» **Do this**:
From the entries provided below, copy each line that contains the word "Students".

» **Data supplied**:
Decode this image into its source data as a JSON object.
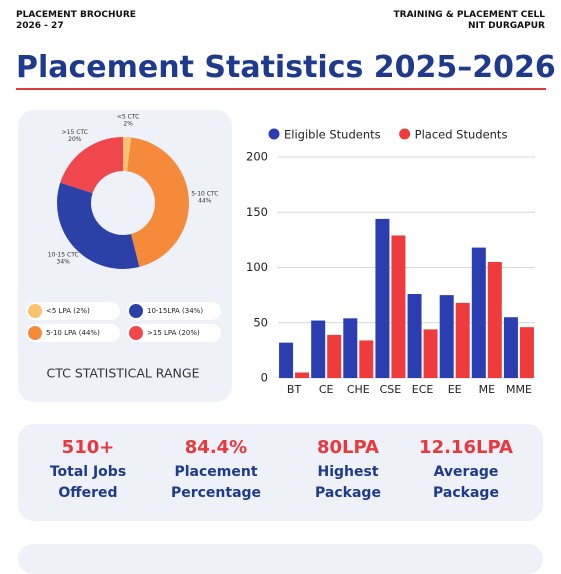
{
  "header": {
    "left_line1": "PLACEMENT BROCHURE",
    "left_line2": "2026 - 27",
    "right_line1": "TRAINING & PLACEMENT CELL",
    "right_line2": "NIT DURGAPUR",
    "title": "Placement Statistics 2025–2026"
  },
  "chart_data": [
    {
      "type": "donut",
      "subtitle": "CTC STATISTICAL RANGE",
      "categories": [
        "<5 CTC",
        "5-10 CTC",
        "10-15 CTC",
        ">15 CTC"
      ],
      "values": [
        2,
        44,
        34,
        20
      ],
      "value_labels": [
        "2%",
        "44%",
        "34%",
        "20%"
      ],
      "legend_labels": [
        "<5 LPA (2%)",
        "5-10 LPA (44%)",
        "10-15LPA (34%)",
        ">15 LPA (20%)"
      ],
      "colors": [
        "#f9c270",
        "#f58a3a",
        "#2b41a8",
        "#f0474d"
      ]
    },
    {
      "type": "bar",
      "categories": [
        "BT",
        "CE",
        "CHE",
        "CSE",
        "ECE",
        "EE",
        "ME",
        "MME"
      ],
      "series": [
        {
          "name": "Eligible Students",
          "color": "#2a3eb1",
          "values": [
            32,
            52,
            54,
            144,
            76,
            75,
            118,
            55
          ]
        },
        {
          "name": "Placed Students",
          "color": "#ef3b3b",
          "values": [
            5,
            39,
            34,
            129,
            44,
            68,
            105,
            46
          ]
        }
      ],
      "ylim": [
        0,
        200
      ],
      "yticks": [
        0,
        50,
        100,
        150,
        200
      ],
      "grid": true
    }
  ],
  "stats": [
    {
      "value": "510+",
      "label": "Total Jobs Offered"
    },
    {
      "value": "84.4%",
      "label": "Placement Percentage"
    },
    {
      "value": "80LPA",
      "label": "Highest Package"
    },
    {
      "value": "12.16LPA",
      "label": "Average Package"
    }
  ]
}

» **Result for this exercise**:
          "name": "Eligible Students",
          "name": "Placed Students",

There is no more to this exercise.